Exercise requirements:
Retype the complete listing exactly as it appears.

Extracted information:
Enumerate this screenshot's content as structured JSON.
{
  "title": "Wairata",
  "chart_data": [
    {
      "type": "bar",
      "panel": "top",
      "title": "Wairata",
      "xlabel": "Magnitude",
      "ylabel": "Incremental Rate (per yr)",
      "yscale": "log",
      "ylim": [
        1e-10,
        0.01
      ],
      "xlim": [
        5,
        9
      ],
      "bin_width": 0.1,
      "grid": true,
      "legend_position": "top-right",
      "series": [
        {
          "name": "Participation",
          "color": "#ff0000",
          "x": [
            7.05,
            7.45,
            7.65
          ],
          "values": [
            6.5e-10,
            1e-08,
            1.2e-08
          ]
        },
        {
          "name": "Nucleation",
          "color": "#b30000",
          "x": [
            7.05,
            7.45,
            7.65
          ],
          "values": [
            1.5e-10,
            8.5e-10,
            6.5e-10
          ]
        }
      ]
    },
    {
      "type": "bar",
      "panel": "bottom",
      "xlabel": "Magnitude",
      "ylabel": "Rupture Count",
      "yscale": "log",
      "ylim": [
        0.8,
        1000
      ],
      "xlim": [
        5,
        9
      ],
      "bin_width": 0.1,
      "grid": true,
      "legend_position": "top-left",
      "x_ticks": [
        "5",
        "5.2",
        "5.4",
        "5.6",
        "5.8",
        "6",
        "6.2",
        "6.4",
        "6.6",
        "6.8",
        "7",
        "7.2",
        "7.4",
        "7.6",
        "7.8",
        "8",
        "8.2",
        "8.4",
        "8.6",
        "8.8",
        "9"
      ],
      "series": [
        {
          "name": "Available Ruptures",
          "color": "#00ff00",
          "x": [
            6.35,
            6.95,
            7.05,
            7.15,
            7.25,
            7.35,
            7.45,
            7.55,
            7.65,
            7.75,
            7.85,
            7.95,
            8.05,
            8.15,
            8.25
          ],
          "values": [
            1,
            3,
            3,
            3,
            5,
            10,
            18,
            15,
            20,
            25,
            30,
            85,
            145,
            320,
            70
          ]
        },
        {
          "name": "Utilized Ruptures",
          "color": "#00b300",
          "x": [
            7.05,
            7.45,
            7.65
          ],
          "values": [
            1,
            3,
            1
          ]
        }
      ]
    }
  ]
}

Response to the task:
Enumerate this screenshot's content as structured JSON.
{
  "title": "Wairata",
  "chart_data": [
    {
      "type": "bar",
      "panel": "top",
      "title": "Wairata",
      "xlabel": "Magnitude",
      "ylabel": "Incremental Rate (per yr)",
      "yscale": "log",
      "ylim": [
        1e-10,
        0.01
      ],
      "xlim": [
        5,
        9
      ],
      "bin_width": 0.1,
      "grid": true,
      "legend_position": "top-right",
      "series": [
        {
          "name": "Participation",
          "color": "#ff0000",
          "x": [
            7.05,
            7.45,
            7.65
          ],
          "values": [
            6.5e-10,
            1e-08,
            1.2e-08
          ]
        },
        {
          "name": "Nucleation",
          "color": "#b30000",
          "x": [
            7.05,
            7.45,
            7.65
          ],
          "values": [
            1.5e-10,
            8.5e-10,
            6.5e-10
          ]
        }
      ]
    },
    {
      "type": "bar",
      "panel": "bottom",
      "xlabel": "Magnitude",
      "ylabel": "Rupture Count",
      "yscale": "log",
      "ylim": [
        0.8,
        1000
      ],
      "xlim": [
        5,
        9
      ],
      "bin_width": 0.1,
      "grid": true,
      "legend_position": "top-left",
      "x_ticks": [
        "5",
        "5.2",
        "5.4",
        "5.6",
        "5.8",
        "6",
        "6.2",
        "6.4",
        "6.6",
        "6.8",
        "7",
        "7.2",
        "7.4",
        "7.6",
        "7.8",
        "8",
        "8.2",
        "8.4",
        "8.6",
        "8.8",
        "9"
      ],
      "series": [
        {
          "name": "Available Ruptures",
          "color": "#00ff00",
          "x": [
            6.35,
            6.95,
            7.05,
            7.15,
            7.25,
            7.35,
            7.45,
            7.55,
            7.65,
            7.75,
            7.85,
            7.95,
            8.05,
            8.15,
            8.25
          ],
          "values": [
            1,
            3,
            3,
            3,
            5,
            10,
            18,
            15,
            20,
            25,
            30,
            85,
            145,
            320,
            70
          ]
        },
        {
          "name": "Utilized Ruptures",
          "color": "#00b300",
          "x": [
            7.05,
            7.45,
            7.65
          ],
          "values": [
            1,
            3,
            1
          ]
        }
      ]
    }
  ]
}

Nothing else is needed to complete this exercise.